# Texto de partida:

•••••

Uno de ellos, fue que un día caminando por la selva mientras caía el calor a chorros entre las copas de los árboles primarios y los mosquitos le atacaban con furia asesina vio en mitad del camino una persona que le cortaba el paso. Le llegaba por debajo del pecho y tenía una melena que le cubría el rostro, entre las manos sujetaba un hacha y aunque no le veía el rostro porque el cabello se lo envolvía, sabía que le estaba mirando fijamente. Según me dice es un duende que habita en los grandes árboles y que cuando se cruza en tu camino no puedes mostrar temor, no puedes correr, ni gritar, no puedes dejar que te huela el miedo. Si no, te mataría sin compasión y la selva te tragaría para siempre.

Así que lo miró fijamente, por lo que él cree que fueron horas, el rezando en su interior, en silencio, ni si quiera los ruidos habituales de la selva le rodeaban. Y al tiempo, el duende se acercó a uno de los árboles primarios y comenzó a golpearlo con la parte plana de la hoja del hacha y un ruido estridente y rítmico invadió el bosque. A eso que Bolivar se fue y dio gracias a la selva por haberle permitido vivir y se sintió orgulloso de sí mismo por haber sobrevivido gracias a su valor.

Contrastes

América Latina es un lugar fascinante. La gente en general es de una calidad humana apabullante, siempre con ganas de ayudar, hospitalarias y amables. Pero aquí conviven los contrastes más radicales. Ya que conviven con la violencia y la muerte tranquilamente. Es como el alma humana más pura que pasa de la benevolencia más absoluta a la más destructiva e irracional violencia.

Como ejemplo diré que un día, viniendo de Baños del Tugurahua con un grupo de chicos españoles que en ese momento recibían unos cursos en el Oglán, habíamos conseguido que un hombre con su camioneta nos llevase directos desde las faldas andinas hasta el interior del bosque. Yo iba dentro con él y su anciano tío, señalándoles el camino.

El hombre era puro corazón, amable, sonriente. Campesino colono de la carretera hacia Macas que vivía de lo que conseguía vender de su finca en Puyo. Un hombre sencillo y agradable. Un momento me habló de que robaban ganado y otras cosas en las fincas, cuando le pregunté qué solución tenía él para esa situación me contestó:

- Cojo la carabina y uno nomás me basta.

•••••

# Material de estudio:
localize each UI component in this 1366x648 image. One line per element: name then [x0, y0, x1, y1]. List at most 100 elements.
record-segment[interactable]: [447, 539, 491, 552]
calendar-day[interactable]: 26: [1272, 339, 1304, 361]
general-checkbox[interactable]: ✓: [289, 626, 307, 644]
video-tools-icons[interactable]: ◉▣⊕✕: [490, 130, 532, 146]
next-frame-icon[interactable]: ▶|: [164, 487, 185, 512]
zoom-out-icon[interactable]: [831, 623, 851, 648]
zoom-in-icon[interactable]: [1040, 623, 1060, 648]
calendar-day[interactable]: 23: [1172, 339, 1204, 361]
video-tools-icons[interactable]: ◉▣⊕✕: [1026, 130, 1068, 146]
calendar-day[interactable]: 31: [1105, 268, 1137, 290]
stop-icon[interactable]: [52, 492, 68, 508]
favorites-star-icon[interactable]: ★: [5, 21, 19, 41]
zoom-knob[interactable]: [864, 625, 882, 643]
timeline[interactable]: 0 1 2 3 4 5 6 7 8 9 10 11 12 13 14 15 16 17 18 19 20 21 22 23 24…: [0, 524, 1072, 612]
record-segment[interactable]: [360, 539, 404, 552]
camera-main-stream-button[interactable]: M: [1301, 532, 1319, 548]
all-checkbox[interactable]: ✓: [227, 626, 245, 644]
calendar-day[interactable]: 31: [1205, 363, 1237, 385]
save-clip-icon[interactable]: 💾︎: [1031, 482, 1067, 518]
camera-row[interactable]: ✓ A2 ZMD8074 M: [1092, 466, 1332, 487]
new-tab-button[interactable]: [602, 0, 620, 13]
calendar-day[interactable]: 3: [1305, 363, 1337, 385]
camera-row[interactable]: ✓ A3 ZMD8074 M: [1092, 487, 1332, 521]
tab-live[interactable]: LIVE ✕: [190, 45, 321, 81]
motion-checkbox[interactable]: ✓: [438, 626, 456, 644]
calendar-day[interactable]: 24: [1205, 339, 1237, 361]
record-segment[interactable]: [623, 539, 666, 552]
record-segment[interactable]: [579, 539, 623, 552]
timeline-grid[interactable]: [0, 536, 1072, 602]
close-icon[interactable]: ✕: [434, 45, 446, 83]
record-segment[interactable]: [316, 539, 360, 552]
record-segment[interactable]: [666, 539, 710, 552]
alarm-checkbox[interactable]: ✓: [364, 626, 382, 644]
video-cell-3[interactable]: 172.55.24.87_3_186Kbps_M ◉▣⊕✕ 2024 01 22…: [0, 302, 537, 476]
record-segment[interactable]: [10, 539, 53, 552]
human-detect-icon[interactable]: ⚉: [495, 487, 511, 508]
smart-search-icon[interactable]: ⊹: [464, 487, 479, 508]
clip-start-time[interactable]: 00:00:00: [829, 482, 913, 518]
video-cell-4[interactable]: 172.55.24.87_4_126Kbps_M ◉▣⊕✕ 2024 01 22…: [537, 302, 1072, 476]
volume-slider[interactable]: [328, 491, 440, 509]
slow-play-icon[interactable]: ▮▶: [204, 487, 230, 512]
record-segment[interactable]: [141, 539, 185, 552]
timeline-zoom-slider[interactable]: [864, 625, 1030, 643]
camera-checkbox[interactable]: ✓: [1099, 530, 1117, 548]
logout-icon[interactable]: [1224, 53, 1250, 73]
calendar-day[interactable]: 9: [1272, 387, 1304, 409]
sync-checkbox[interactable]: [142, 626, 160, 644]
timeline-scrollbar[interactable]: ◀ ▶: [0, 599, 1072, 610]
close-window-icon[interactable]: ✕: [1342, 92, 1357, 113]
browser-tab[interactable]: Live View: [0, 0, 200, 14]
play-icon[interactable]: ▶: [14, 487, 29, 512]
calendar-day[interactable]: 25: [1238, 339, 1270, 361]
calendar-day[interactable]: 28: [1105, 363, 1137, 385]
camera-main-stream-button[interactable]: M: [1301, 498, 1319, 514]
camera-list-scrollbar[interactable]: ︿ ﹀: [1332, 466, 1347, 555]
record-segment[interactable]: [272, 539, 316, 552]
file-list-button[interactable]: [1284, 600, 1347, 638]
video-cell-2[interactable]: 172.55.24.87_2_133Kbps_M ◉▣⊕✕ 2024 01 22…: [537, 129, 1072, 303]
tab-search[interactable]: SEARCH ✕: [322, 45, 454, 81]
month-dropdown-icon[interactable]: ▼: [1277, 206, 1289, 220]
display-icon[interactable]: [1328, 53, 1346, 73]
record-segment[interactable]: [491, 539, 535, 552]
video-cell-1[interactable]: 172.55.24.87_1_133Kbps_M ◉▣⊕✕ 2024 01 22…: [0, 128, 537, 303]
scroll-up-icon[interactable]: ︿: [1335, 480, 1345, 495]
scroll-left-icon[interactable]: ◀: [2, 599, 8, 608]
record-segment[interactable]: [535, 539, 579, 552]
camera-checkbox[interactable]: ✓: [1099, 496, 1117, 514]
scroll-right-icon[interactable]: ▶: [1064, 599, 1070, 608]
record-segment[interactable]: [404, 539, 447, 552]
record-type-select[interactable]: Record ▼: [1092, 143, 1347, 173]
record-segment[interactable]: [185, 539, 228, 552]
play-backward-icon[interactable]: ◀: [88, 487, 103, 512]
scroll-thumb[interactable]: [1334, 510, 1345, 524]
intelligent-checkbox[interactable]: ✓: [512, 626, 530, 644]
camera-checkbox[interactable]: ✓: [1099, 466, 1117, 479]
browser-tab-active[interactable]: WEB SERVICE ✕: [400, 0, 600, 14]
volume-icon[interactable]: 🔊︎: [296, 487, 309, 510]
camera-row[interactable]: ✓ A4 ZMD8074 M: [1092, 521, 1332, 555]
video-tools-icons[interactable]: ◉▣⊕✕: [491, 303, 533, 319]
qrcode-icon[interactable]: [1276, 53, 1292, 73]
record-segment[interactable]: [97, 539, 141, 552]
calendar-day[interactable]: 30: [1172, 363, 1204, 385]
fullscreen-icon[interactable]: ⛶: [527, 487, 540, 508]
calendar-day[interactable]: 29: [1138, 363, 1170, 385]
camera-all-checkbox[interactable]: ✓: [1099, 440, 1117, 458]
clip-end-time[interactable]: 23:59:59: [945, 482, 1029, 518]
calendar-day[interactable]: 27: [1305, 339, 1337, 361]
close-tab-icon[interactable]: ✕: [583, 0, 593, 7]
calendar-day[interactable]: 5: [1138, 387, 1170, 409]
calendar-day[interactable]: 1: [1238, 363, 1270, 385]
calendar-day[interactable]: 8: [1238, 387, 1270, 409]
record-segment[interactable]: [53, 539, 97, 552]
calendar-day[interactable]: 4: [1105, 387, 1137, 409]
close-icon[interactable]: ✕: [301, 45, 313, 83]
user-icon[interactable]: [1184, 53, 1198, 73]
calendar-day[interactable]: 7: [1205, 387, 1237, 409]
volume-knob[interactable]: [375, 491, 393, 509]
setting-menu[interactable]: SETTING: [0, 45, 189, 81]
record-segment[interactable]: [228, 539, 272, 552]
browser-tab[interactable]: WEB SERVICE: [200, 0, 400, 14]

•••••

# Consigna 1:
Según el texto de partida, ¿qué hizo el duende con el hacha antes de que Bolivar se marchara?
# Consigna 2:
Retoma el texto de partida, el relato sobre la selva y los contrastes de América Latina, a continuación de la última frase del campesino.

# Respuesta final 1:
Golpeó uno de los árboles primarios con la parte plana de la hoja del hacha.

# Respuesta final 2:
- ¿uno nomás?

- Un disparo nomás y ya está.

- ¿Lo ha hecho usted alguna vez?

- Claro

Al otro lado del asiento su tío asentía las sabias palabras de su sobrino. Y siguió hablando de las buenas que eran sus vacas y lo generosa de esta tierra y que cuando quisiera podía visitar su finca y beber cervezas juntos.

Y así sin más, se habló de un asesinato como si nada. Al mismo nivel de preocupación o quizá menos, que el hombre ofrecía a una plaga que estaba diezmando a sus gallinas.

Pruebas de valor (2)

Es una putada ir en el cajón trasero de una camioneta durante dos horas por una carretera como la que hay entre Arajuno y Puyo, ósea, una carretera sin asfaltar. Si a eso le sumas que viajas con 4 kichwas, 3 de los cuales están tan borrachos que andan peleándose y discutiendo continuamente, tendrás en consecuencia uno de los grandes placeres que ofrece la Amazonía.

Especialmente uno de los borrachos, que a pesar de haberle repetido treinta veces que no soy gringo, me sigue hablando en inglés y riéndose de mí en castellano, como si no entendiera el idioma de Cervantes, así que opto por ignorarlo. Al rato, comienza a hablar de que tiene una pistola y que donde él vive podría matarme y nunca iría a la cárcel porque nadie sabría de mí. Mientras, gesticula que tiene una pistola y me dispara, no sólo cree que no hablo español sino que también soy idiota. Ya la sangre me hierve, es entonces cuando entre el estruendo de las piedras crujiendo bajo el coche a toda velocidad le grito.

- A lo mejor soy yo quien coge una pistola y te vuela esa puta cara fea que tienes. Antes de que puedas hacer nada te mato yo a ti gilipollas, por mis cojones que te mato.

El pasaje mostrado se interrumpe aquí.